== Task goal ==
Return all entries word for word, but drop any images.

[Stored entries]
Begin

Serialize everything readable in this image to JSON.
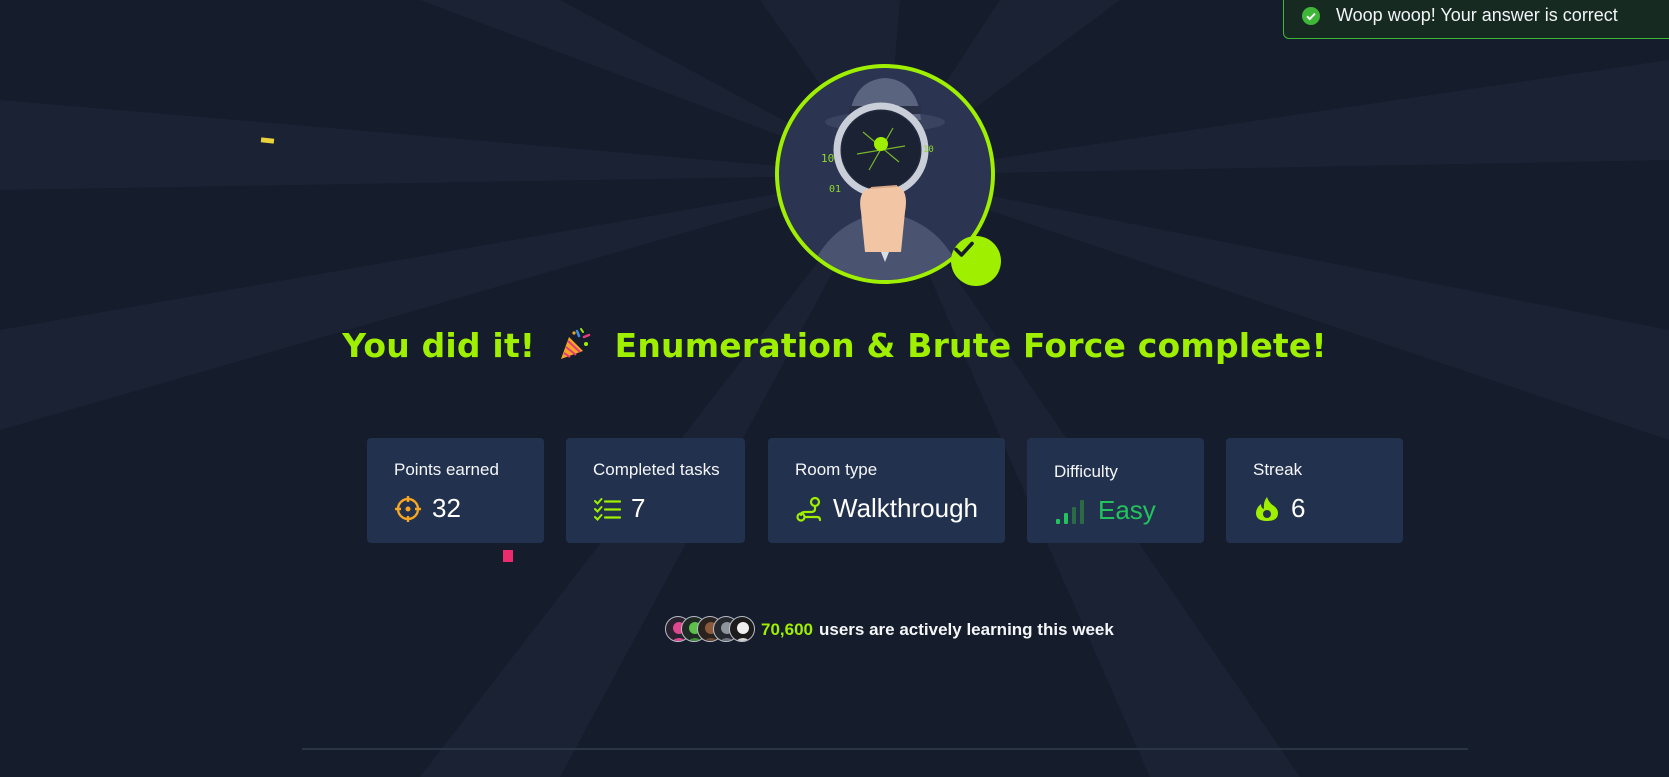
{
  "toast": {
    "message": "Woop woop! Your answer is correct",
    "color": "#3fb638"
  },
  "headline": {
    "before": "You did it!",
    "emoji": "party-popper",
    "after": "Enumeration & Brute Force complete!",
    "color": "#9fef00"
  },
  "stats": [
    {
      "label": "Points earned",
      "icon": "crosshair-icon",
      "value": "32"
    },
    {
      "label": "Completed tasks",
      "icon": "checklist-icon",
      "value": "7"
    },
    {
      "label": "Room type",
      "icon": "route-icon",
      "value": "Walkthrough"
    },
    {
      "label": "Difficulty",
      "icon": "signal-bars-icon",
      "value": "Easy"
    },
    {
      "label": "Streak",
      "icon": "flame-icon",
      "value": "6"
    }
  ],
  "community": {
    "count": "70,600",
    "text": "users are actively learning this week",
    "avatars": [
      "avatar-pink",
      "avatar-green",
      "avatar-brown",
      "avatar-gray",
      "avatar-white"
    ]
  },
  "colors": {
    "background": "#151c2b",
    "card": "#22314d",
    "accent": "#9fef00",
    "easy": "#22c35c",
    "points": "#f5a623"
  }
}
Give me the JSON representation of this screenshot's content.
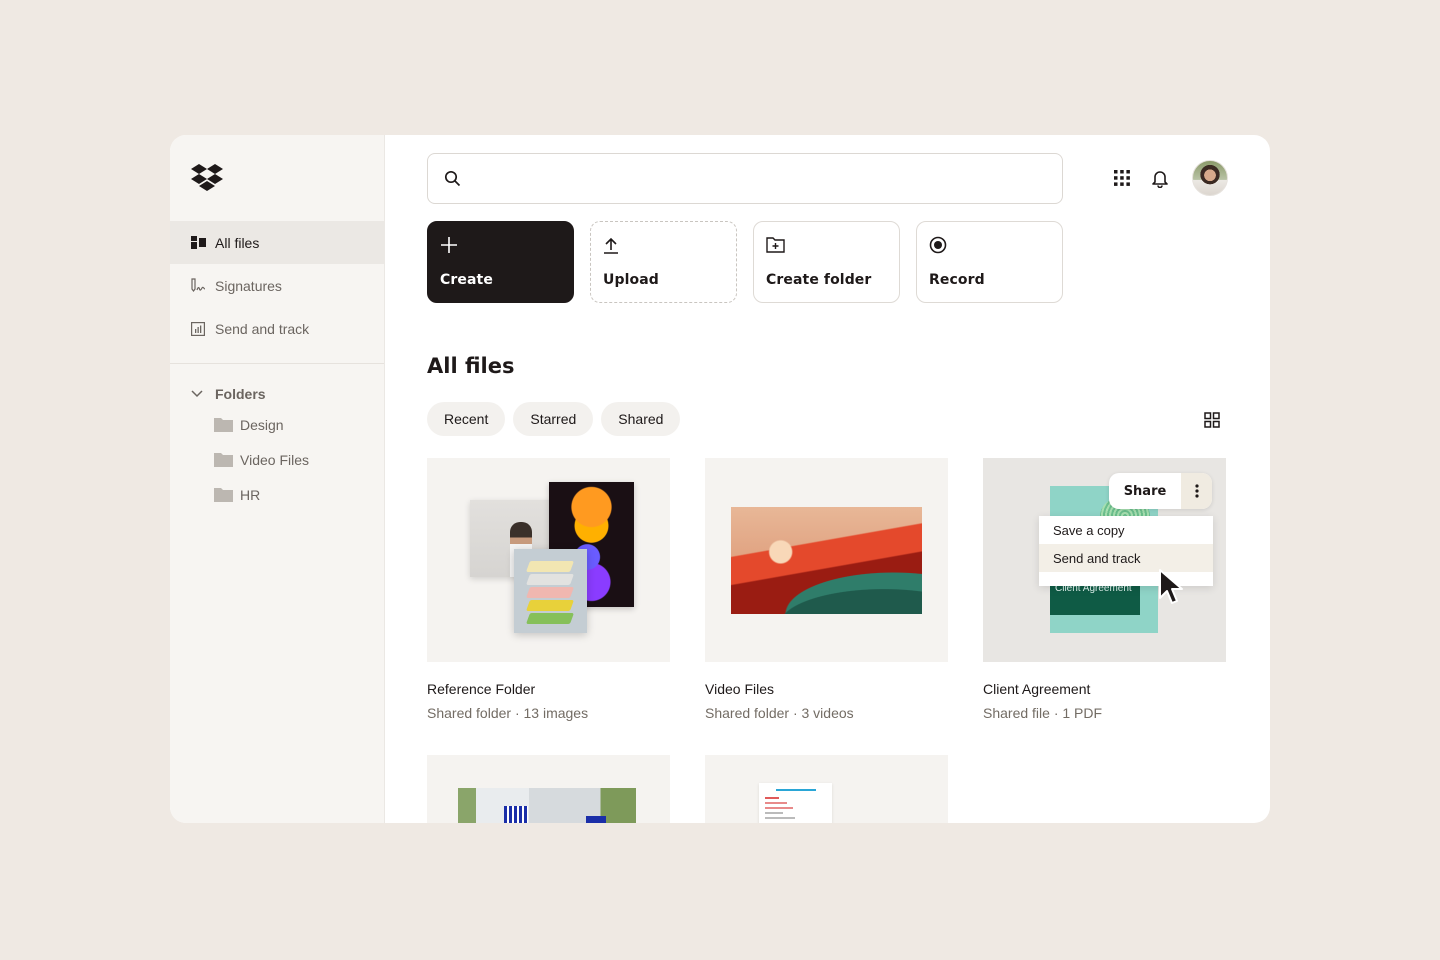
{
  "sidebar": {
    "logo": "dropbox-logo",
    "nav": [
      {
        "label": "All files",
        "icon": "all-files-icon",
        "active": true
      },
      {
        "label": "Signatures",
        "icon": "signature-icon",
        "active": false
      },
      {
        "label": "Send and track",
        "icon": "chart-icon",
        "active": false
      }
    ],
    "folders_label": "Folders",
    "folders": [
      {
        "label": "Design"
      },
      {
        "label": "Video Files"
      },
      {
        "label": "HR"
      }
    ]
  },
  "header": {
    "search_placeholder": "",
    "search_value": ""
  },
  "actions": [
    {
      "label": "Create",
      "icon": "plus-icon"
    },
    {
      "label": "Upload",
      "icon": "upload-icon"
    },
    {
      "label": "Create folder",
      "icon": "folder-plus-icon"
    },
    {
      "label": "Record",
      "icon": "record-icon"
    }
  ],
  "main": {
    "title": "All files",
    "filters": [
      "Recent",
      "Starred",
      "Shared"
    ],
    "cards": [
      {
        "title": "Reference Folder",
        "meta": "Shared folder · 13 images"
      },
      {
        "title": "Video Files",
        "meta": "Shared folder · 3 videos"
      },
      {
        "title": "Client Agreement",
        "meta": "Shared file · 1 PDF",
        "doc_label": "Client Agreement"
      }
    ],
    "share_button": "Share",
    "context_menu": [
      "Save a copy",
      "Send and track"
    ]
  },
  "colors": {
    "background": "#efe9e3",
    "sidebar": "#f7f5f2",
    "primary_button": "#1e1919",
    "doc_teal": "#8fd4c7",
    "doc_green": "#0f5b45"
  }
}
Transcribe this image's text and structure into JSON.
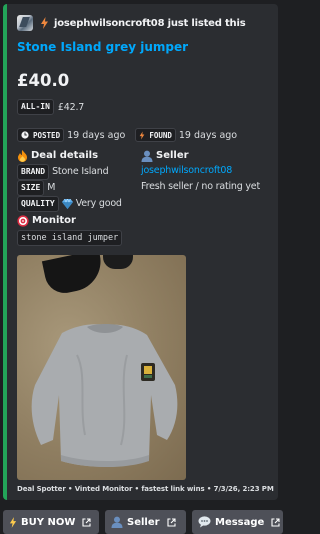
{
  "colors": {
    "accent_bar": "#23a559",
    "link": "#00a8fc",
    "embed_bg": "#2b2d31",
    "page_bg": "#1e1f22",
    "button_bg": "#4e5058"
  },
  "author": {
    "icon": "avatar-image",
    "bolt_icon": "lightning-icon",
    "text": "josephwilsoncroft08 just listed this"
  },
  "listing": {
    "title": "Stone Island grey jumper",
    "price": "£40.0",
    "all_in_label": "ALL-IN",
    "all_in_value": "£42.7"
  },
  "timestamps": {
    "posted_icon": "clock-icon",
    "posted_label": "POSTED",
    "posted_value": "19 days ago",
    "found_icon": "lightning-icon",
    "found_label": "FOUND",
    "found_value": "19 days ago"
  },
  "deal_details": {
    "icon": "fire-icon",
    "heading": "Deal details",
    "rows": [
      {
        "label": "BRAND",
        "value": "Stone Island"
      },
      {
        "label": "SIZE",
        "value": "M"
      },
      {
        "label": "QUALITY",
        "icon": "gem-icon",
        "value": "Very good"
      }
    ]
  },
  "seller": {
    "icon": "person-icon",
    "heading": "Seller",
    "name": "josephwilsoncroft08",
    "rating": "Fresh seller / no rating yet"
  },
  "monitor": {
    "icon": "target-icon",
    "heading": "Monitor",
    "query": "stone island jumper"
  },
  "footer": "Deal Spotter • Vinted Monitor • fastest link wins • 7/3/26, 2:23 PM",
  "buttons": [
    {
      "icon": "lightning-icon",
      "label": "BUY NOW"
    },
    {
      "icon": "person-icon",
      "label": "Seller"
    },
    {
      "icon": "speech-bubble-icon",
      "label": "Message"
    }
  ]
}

End

== Expected output ==
Serialize everything readable in this image to JSON.
{
  "toast": {
    "message": "Woop woop! Your answer is correct",
    "color": "#3fb638"
  },
  "headline": {
    "before": "You did it!",
    "emoji": "party-popper",
    "after": "Enumeration & Brute Force complete!",
    "color": "#9fef00"
  },
  "stats": [
    {
      "label": "Points earned",
      "icon": "crosshair-icon",
      "value": "32"
    },
    {
      "label": "Completed tasks",
      "icon": "checklist-icon",
      "value": "7"
    },
    {
      "label": "Room type",
      "icon": "route-icon",
      "value": "Walkthrough"
    },
    {
      "label": "Difficulty",
      "icon": "signal-bars-icon",
      "value": "Easy"
    },
    {
      "label": "Streak",
      "icon": "flame-icon",
      "value": "6"
    }
  ],
  "community": {
    "count": "70,600",
    "text": "users are actively learning this week",
    "avatars": [
      "avatar-pink",
      "avatar-green",
      "avatar-brown",
      "avatar-gray",
      "avatar-white"
    ]
  },
  "colors": {
    "background": "#151c2b",
    "card": "#22314d",
    "accent": "#9fef00",
    "easy": "#22c35c",
    "points": "#f5a623"
  }
}
Give me the JSON representation of this screenshot's content.
{
  "sidebar": {
    "logo": "dropbox-logo",
    "nav": [
      {
        "label": "All files",
        "icon": "all-files-icon",
        "active": true
      },
      {
        "label": "Signatures",
        "icon": "signature-icon",
        "active": false
      },
      {
        "label": "Send and track",
        "icon": "chart-icon",
        "active": false
      }
    ],
    "folders_label": "Folders",
    "folders": [
      {
        "label": "Design"
      },
      {
        "label": "Video Files"
      },
      {
        "label": "HR"
      }
    ]
  },
  "header": {
    "search_placeholder": "",
    "search_value": ""
  },
  "actions": [
    {
      "label": "Create",
      "icon": "plus-icon"
    },
    {
      "label": "Upload",
      "icon": "upload-icon"
    },
    {
      "label": "Create folder",
      "icon": "folder-plus-icon"
    },
    {
      "label": "Record",
      "icon": "record-icon"
    }
  ],
  "main": {
    "title": "All files",
    "filters": [
      "Recent",
      "Starred",
      "Shared"
    ],
    "cards": [
      {
        "title": "Reference Folder",
        "meta": "Shared folder · 13 images"
      },
      {
        "title": "Video Files",
        "meta": "Shared folder · 3 videos"
      },
      {
        "title": "Client Agreement",
        "meta": "Shared file · 1 PDF",
        "doc_label": "Client Agreement"
      }
    ],
    "share_button": "Share",
    "context_menu": [
      "Save a copy",
      "Send and track"
    ]
  },
  "colors": {
    "background": "#efe9e3",
    "sidebar": "#f7f5f2",
    "primary_button": "#1e1919",
    "doc_teal": "#8fd4c7",
    "doc_green": "#0f5b45"
  }
}
Transcribe this image's text and structure into JSON.
{
  "colors": {
    "accent_bar": "#23a559",
    "link": "#00a8fc",
    "embed_bg": "#2b2d31",
    "page_bg": "#1e1f22",
    "button_bg": "#4e5058"
  },
  "author": {
    "icon": "avatar-image",
    "bolt_icon": "lightning-icon",
    "text": "josephwilsoncroft08 just listed this"
  },
  "listing": {
    "title": "Stone Island grey jumper",
    "price": "£40.0",
    "all_in_label": "ALL-IN",
    "all_in_value": "£42.7"
  },
  "timestamps": {
    "posted_icon": "clock-icon",
    "posted_label": "POSTED",
    "posted_value": "19 days ago",
    "found_icon": "lightning-icon",
    "found_label": "FOUND",
    "found_value": "19 days ago"
  },
  "deal_details": {
    "icon": "fire-icon",
    "heading": "Deal details",
    "rows": [
      {
        "label": "BRAND",
        "value": "Stone Island"
      },
      {
        "label": "SIZE",
        "value": "M"
      },
      {
        "label": "QUALITY",
        "icon": "gem-icon",
        "value": "Very good"
      }
    ]
  },
  "seller": {
    "icon": "person-icon",
    "heading": "Seller",
    "name": "josephwilsoncroft08",
    "rating": "Fresh seller / no rating yet"
  },
  "monitor": {
    "icon": "target-icon",
    "heading": "Monitor",
    "query": "stone island jumper"
  },
  "footer": "Deal Spotter • Vinted Monitor • fastest link wins • 7/3/26, 2:23 PM",
  "buttons": [
    {
      "icon": "lightning-icon",
      "label": "BUY NOW"
    },
    {
      "icon": "person-icon",
      "label": "Seller"
    },
    {
      "icon": "speech-bubble-icon",
      "label": "Message"
    }
  ]
}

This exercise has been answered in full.